**EXERCISE:** Do any lines in the data below contain "apps"? If so, copy every one of them.

* start DATA LINES *

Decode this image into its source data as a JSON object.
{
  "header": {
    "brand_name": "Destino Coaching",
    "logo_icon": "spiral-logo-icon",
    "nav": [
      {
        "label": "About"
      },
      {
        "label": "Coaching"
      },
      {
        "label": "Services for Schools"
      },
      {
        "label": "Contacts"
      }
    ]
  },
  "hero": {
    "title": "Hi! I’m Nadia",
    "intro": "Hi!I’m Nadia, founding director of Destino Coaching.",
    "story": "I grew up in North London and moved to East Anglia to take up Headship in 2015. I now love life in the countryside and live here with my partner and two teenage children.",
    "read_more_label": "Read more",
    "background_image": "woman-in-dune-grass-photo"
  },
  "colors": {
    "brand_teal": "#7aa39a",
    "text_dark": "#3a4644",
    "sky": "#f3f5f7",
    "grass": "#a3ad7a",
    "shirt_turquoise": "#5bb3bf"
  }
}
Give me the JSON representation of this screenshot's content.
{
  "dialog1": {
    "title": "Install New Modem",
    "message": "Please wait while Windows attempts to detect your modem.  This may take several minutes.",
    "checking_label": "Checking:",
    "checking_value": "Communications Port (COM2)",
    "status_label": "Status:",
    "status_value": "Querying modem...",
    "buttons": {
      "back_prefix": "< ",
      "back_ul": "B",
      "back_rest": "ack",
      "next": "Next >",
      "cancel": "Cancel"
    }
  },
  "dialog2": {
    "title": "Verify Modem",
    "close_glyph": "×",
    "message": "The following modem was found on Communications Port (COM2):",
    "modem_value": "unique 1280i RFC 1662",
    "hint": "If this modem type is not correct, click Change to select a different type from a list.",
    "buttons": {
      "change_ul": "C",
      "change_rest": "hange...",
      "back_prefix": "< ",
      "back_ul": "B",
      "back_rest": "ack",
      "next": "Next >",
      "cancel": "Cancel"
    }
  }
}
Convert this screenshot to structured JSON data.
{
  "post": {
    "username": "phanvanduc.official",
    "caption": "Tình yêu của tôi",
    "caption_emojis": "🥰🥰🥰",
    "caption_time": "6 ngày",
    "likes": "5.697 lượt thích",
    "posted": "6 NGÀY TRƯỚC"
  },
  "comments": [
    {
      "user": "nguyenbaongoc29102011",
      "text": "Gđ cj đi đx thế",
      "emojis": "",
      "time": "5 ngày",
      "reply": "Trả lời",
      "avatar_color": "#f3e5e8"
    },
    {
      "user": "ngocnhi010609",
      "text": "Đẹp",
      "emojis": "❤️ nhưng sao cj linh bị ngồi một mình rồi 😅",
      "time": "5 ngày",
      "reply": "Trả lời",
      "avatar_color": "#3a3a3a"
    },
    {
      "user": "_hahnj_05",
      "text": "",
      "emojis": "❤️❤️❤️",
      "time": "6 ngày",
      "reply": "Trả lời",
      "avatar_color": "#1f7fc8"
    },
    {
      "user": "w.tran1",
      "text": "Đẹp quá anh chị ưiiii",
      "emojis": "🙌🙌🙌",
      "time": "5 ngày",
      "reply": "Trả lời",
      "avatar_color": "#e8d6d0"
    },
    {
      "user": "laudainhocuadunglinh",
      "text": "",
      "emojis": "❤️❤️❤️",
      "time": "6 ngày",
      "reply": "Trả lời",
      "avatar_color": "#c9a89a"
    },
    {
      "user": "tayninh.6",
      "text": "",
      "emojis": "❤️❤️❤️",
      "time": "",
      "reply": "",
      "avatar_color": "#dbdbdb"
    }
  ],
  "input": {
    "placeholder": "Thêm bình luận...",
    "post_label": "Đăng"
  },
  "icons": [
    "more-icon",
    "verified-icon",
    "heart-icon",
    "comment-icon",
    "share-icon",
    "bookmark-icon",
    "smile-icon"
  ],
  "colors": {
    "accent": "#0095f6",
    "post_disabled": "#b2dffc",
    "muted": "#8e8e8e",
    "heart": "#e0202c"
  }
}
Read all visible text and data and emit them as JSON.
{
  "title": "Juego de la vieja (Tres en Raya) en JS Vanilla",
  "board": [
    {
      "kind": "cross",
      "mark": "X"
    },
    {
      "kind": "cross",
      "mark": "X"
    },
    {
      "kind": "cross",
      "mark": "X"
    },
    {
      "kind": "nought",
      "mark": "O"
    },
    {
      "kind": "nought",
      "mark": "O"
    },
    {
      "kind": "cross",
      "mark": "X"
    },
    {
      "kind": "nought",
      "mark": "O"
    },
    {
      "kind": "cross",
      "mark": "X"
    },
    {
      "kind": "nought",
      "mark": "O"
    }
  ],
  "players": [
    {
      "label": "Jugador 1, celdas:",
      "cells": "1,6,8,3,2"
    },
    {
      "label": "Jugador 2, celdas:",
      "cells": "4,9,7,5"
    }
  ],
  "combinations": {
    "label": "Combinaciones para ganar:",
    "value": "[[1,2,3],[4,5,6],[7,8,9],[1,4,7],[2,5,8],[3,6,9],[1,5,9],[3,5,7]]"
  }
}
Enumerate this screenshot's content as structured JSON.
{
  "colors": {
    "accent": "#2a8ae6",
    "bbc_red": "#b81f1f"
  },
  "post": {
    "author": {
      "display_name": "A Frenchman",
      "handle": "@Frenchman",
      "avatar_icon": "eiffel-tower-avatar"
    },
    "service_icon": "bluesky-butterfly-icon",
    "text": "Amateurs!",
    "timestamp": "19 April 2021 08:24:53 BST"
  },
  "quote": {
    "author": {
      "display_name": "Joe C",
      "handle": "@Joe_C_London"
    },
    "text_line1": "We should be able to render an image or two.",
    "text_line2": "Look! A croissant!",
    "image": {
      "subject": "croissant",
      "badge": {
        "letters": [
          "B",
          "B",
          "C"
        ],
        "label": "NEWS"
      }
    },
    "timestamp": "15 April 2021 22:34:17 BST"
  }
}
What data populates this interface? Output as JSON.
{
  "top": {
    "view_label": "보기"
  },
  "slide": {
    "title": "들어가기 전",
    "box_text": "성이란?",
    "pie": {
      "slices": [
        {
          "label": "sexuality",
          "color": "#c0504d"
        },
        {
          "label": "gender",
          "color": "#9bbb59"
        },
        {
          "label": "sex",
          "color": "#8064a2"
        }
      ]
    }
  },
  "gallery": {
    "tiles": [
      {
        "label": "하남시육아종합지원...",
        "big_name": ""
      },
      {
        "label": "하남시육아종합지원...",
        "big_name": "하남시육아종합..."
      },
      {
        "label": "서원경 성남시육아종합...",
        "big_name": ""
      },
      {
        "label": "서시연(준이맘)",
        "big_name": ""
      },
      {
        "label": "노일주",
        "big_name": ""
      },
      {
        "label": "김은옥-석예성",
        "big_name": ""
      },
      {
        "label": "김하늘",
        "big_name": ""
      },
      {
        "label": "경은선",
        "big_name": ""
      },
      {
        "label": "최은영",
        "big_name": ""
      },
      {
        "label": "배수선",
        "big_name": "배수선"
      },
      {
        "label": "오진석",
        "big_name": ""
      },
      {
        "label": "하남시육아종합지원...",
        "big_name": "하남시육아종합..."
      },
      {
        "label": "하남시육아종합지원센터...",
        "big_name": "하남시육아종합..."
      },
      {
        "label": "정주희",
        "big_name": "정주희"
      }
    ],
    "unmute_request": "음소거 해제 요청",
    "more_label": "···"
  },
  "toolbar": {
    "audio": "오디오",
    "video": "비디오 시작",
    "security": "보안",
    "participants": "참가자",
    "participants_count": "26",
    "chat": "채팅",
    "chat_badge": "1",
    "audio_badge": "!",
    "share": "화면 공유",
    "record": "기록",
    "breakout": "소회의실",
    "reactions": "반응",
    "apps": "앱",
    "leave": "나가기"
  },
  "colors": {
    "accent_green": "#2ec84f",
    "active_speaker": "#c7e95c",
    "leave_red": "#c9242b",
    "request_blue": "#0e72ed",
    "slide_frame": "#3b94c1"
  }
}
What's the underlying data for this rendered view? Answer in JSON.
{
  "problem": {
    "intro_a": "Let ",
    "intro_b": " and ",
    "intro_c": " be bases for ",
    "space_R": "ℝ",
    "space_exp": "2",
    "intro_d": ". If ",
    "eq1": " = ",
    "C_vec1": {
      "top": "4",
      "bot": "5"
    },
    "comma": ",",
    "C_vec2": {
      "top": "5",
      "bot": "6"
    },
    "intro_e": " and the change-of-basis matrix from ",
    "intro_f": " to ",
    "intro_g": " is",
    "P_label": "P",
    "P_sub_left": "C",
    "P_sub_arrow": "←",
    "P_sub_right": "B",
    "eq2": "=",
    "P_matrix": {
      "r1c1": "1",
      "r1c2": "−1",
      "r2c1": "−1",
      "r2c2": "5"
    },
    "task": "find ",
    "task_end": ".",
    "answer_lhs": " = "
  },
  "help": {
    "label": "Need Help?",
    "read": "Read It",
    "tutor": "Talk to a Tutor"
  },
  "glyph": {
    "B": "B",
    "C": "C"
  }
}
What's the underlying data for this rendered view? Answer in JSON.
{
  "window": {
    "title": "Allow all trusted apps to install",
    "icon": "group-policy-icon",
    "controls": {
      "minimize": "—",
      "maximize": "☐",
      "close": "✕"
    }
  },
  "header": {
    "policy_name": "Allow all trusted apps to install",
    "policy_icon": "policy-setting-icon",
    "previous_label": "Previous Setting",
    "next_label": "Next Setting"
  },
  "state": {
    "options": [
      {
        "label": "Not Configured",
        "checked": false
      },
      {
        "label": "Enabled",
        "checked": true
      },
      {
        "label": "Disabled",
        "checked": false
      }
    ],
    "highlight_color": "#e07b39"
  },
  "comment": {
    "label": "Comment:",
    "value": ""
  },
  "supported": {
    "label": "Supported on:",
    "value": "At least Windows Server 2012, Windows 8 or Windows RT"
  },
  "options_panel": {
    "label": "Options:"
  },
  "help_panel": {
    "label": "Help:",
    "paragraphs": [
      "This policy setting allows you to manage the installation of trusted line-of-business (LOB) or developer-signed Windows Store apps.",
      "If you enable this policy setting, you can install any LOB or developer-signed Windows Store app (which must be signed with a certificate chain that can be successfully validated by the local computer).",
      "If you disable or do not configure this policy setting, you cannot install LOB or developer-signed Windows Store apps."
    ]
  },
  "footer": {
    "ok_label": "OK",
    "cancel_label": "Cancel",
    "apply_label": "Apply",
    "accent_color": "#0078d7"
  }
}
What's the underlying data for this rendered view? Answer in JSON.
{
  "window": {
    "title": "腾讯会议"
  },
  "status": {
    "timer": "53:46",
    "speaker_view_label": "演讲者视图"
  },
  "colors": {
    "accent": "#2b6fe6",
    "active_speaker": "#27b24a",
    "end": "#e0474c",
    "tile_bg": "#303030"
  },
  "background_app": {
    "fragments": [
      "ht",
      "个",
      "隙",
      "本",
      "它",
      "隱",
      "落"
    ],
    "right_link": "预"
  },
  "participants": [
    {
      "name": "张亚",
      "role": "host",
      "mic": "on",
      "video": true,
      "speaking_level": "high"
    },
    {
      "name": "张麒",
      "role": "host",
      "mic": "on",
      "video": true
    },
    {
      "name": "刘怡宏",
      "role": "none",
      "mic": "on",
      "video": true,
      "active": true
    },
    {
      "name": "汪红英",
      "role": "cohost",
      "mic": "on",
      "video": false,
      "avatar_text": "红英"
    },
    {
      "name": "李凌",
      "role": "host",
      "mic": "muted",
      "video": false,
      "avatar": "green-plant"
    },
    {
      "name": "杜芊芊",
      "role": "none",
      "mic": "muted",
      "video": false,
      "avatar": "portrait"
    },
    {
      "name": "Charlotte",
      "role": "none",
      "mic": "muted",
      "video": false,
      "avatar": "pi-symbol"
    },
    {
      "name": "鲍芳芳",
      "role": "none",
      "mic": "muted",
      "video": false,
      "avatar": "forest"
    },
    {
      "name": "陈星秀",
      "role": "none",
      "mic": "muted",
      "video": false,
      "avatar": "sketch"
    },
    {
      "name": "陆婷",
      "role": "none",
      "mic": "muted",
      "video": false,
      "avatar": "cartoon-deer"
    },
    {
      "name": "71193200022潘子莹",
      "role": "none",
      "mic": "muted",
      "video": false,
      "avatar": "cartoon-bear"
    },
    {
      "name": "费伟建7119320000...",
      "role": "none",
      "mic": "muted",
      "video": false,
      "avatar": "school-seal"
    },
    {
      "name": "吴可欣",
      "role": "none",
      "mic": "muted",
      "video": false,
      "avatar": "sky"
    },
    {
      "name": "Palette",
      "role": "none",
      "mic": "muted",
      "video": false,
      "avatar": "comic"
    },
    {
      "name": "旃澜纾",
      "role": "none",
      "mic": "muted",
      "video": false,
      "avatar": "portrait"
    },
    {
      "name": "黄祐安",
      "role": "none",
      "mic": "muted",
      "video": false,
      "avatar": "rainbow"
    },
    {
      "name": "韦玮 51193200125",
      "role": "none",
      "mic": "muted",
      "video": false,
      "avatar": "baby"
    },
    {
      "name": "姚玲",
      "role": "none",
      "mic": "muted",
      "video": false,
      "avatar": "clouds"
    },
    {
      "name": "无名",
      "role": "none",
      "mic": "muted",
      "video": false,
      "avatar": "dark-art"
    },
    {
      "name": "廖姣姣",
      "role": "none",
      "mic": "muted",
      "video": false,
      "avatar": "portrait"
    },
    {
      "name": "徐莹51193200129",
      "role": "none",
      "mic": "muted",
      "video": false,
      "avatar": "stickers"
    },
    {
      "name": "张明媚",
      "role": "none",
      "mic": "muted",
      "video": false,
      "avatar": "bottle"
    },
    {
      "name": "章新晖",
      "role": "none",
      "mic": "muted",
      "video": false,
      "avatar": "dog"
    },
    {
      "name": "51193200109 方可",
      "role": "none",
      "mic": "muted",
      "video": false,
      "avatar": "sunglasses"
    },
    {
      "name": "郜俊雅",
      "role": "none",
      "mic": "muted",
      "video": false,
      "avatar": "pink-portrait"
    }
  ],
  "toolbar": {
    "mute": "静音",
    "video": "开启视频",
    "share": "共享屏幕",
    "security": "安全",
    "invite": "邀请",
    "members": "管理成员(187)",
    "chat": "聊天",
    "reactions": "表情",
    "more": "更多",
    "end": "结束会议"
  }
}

* end DATA LINES *

**ANSWER:**
    "apps": "앱",
    "title": "Allow all trusted apps to install",
    "policy_name": "Allow all trusted apps to install",
      "This policy setting allows you to manage the installation of trusted line-of-business (LOB) or developer-signed Windows Store apps.",
      "If you disable or do not configure this policy setting, you cannot install LOB or developer-signed Windows Store apps."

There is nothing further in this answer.